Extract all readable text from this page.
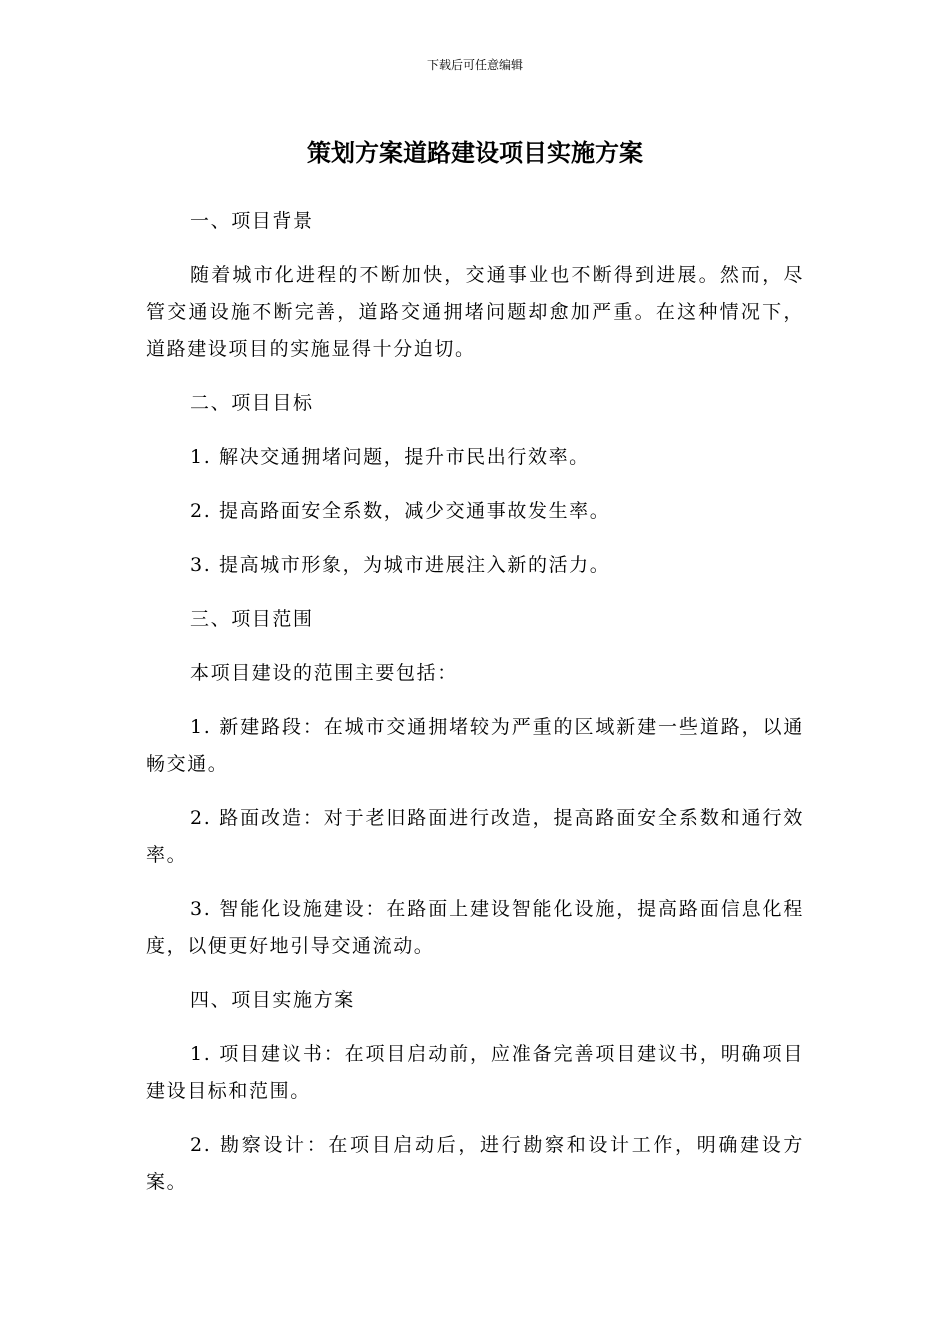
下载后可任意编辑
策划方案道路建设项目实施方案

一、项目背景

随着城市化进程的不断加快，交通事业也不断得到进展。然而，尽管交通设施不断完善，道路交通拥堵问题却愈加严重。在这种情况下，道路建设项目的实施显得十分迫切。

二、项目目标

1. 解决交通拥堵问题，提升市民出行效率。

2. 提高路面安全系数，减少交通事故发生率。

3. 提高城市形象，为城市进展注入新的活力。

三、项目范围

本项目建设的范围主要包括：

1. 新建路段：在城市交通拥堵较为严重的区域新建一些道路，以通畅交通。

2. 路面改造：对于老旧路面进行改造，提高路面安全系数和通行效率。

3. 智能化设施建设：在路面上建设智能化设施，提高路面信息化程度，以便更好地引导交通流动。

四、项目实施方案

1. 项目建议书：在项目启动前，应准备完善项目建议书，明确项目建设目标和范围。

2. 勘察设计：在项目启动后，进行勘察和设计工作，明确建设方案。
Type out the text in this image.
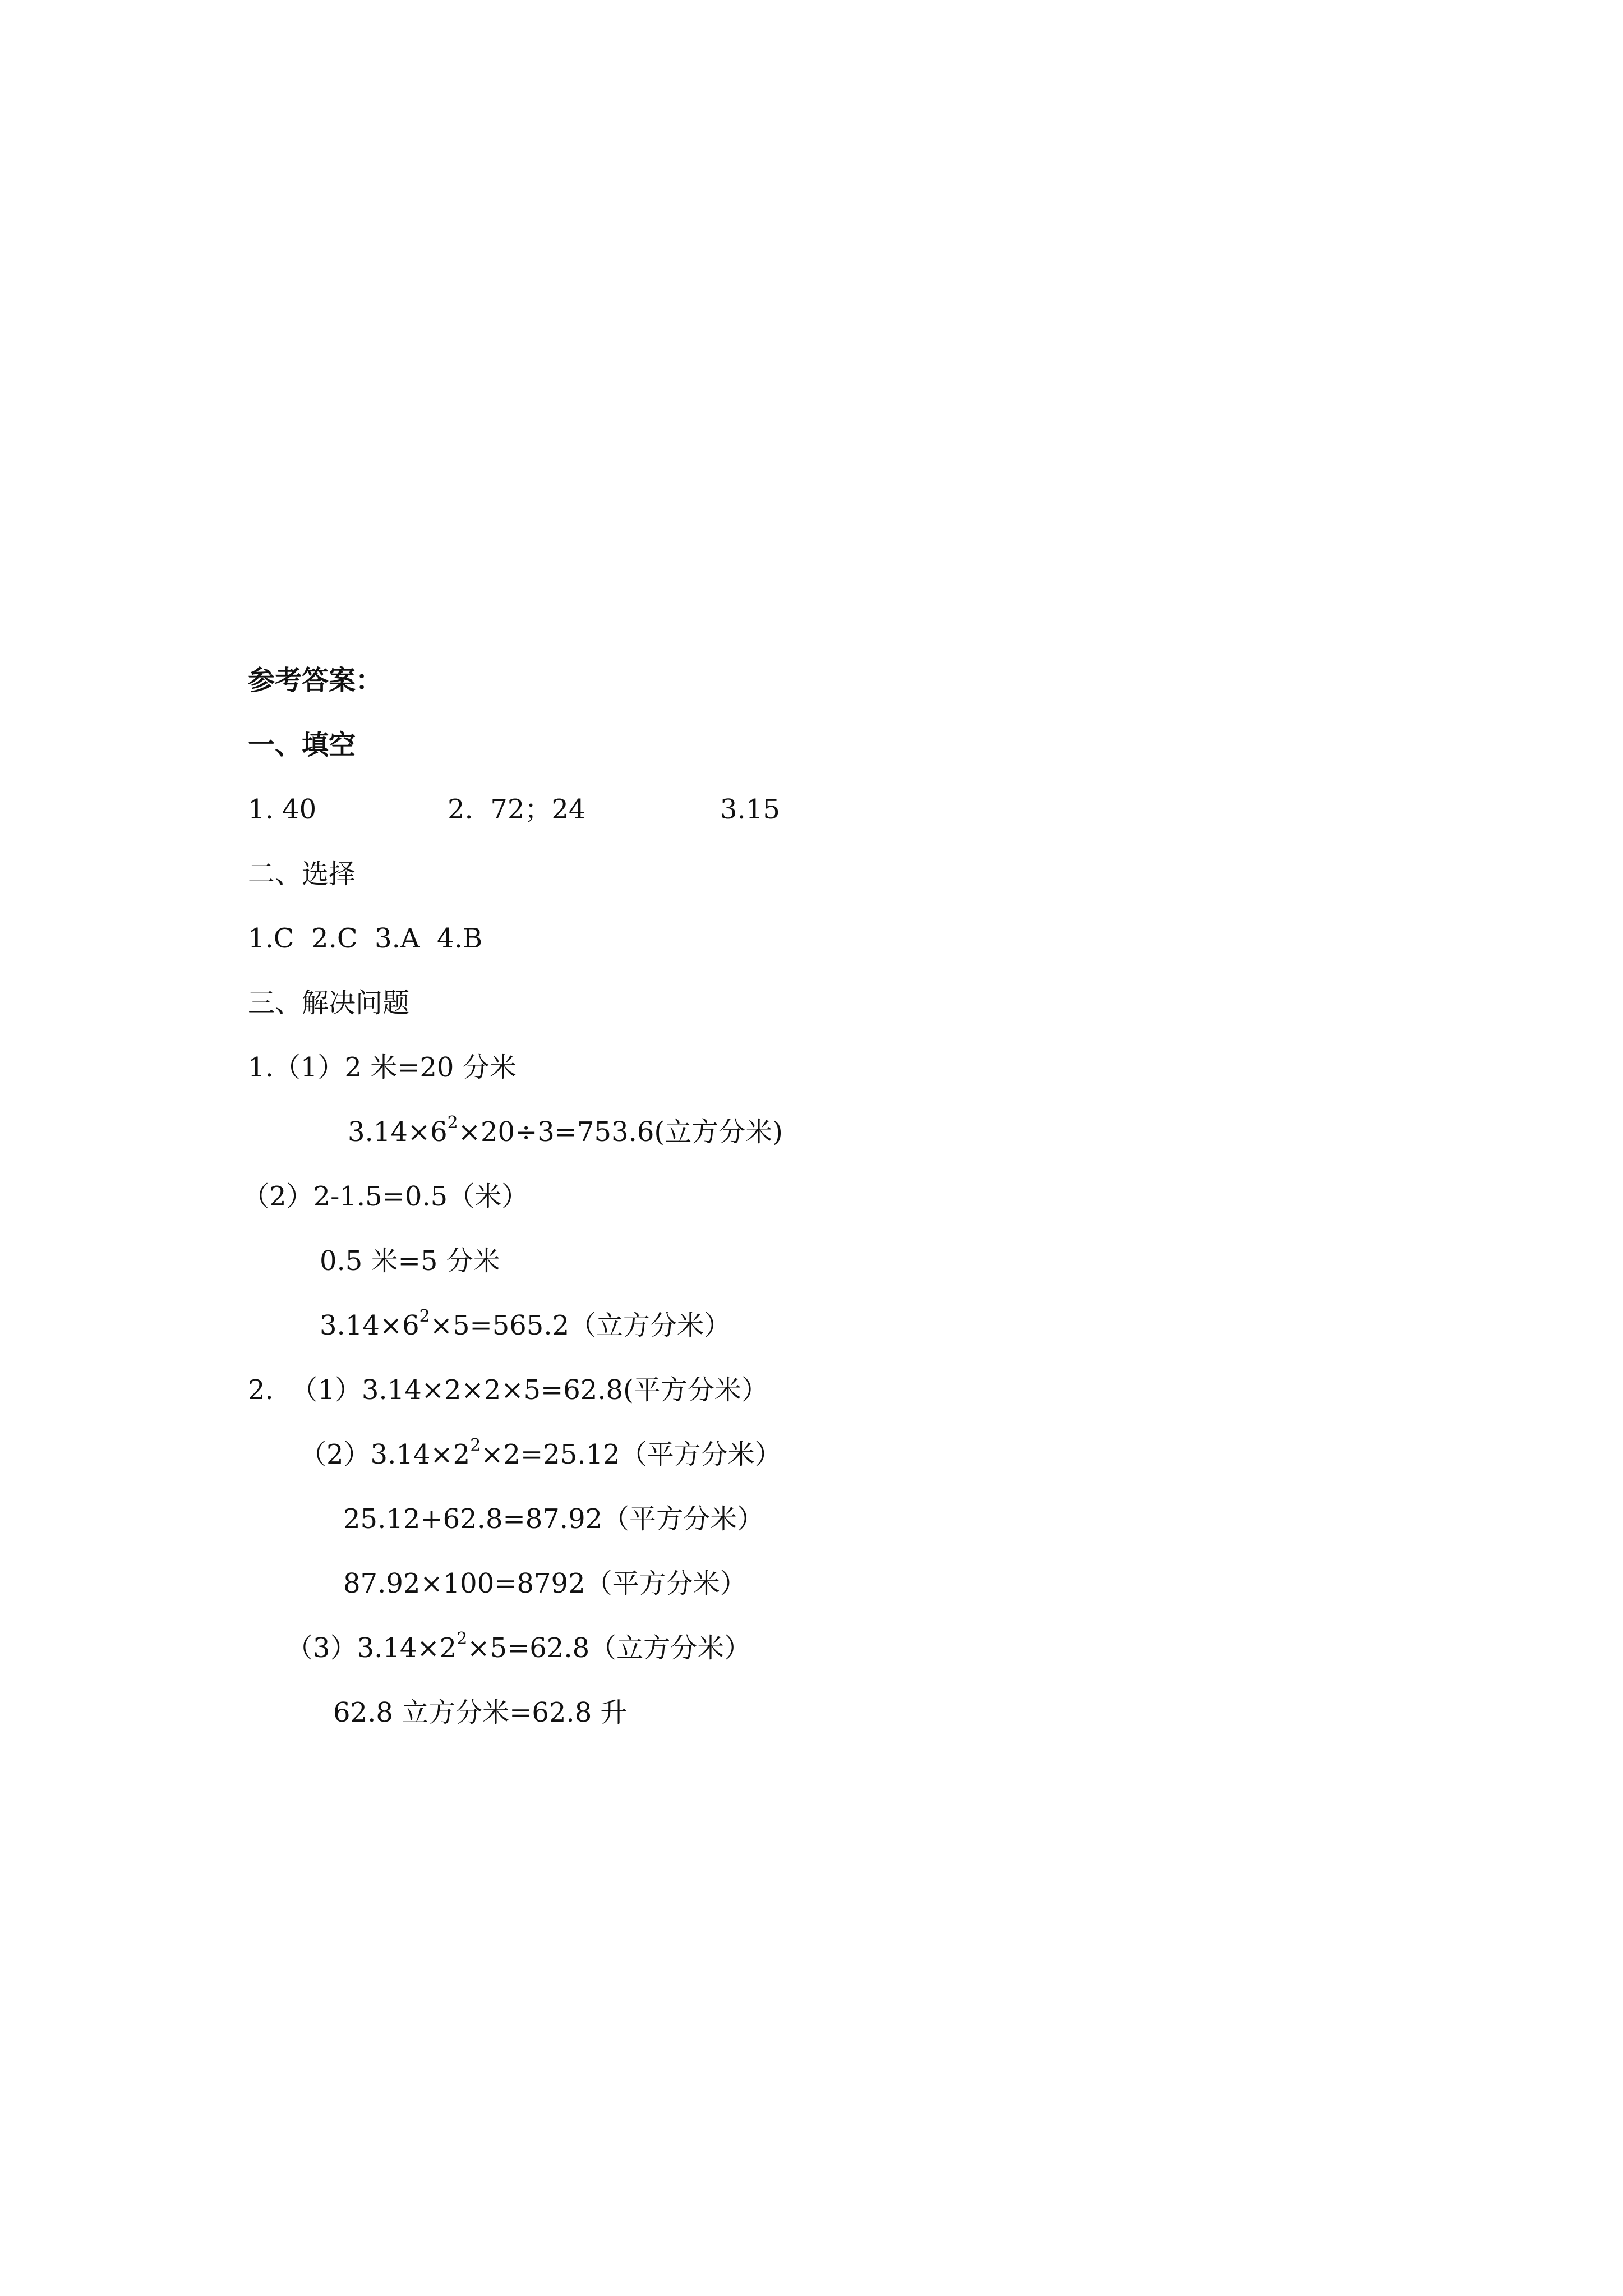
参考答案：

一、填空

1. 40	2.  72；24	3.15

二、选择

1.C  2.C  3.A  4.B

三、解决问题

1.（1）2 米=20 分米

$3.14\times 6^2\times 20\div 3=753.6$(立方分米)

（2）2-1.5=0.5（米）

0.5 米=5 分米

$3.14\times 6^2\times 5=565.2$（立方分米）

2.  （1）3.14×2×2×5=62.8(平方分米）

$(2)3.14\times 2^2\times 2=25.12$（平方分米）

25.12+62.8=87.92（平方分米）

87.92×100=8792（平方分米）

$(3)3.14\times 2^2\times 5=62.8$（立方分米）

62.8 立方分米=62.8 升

━━━━━━━━━━━━━━━━━━━━

Print each of the records above exactly as written, leaving no picture in the copy.

**Finished task**
Extract all readable text from this page.
下载后可任意编辑
策划方案道路建设项目实施方案

一、项目背景

随着城市化进程的不断加快，交通事业也不断得到进展。然而，尽管交通设施不断完善，道路交通拥堵问题却愈加严重。在这种情况下，道路建设项目的实施显得十分迫切。

二、项目目标

1. 解决交通拥堵问题，提升市民出行效率。

2. 提高路面安全系数，减少交通事故发生率。

3. 提高城市形象，为城市进展注入新的活力。

三、项目范围

本项目建设的范围主要包括：

1. 新建路段：在城市交通拥堵较为严重的区域新建一些道路，以通畅交通。

2. 路面改造：对于老旧路面进行改造，提高路面安全系数和通行效率。

3. 智能化设施建设：在路面上建设智能化设施，提高路面信息化程度，以便更好地引导交通流动。

四、项目实施方案

1. 项目建议书：在项目启动前，应准备完善项目建议书，明确项目建设目标和范围。

2. 勘察设计：在项目启动后，进行勘察和设计工作，明确建设方案。
Type out the text in this image.
参考答案：

一、填空

1. 40	2.  72；24	3.15

二、选择

1.C  2.C  3.A  4.B

三、解决问题

1.（1）2 米=20 分米

$3.14\times 6^2\times 20\div 3=753.6$(立方分米)

（2）2-1.5=0.5（米）

0.5 米=5 分米

$3.14\times 6^2\times 5=565.2$（立方分米）

2.  （1）3.14×2×2×5=62.8(平方分米）

$(2)3.14\times 2^2\times 2=25.12$（平方分米）

25.12+62.8=87.92（平方分米）

87.92×100=8792（平方分米）

$(3)3.14\times 2^2\times 5=62.8$（立方分米）

62.8 立方分米=62.8 升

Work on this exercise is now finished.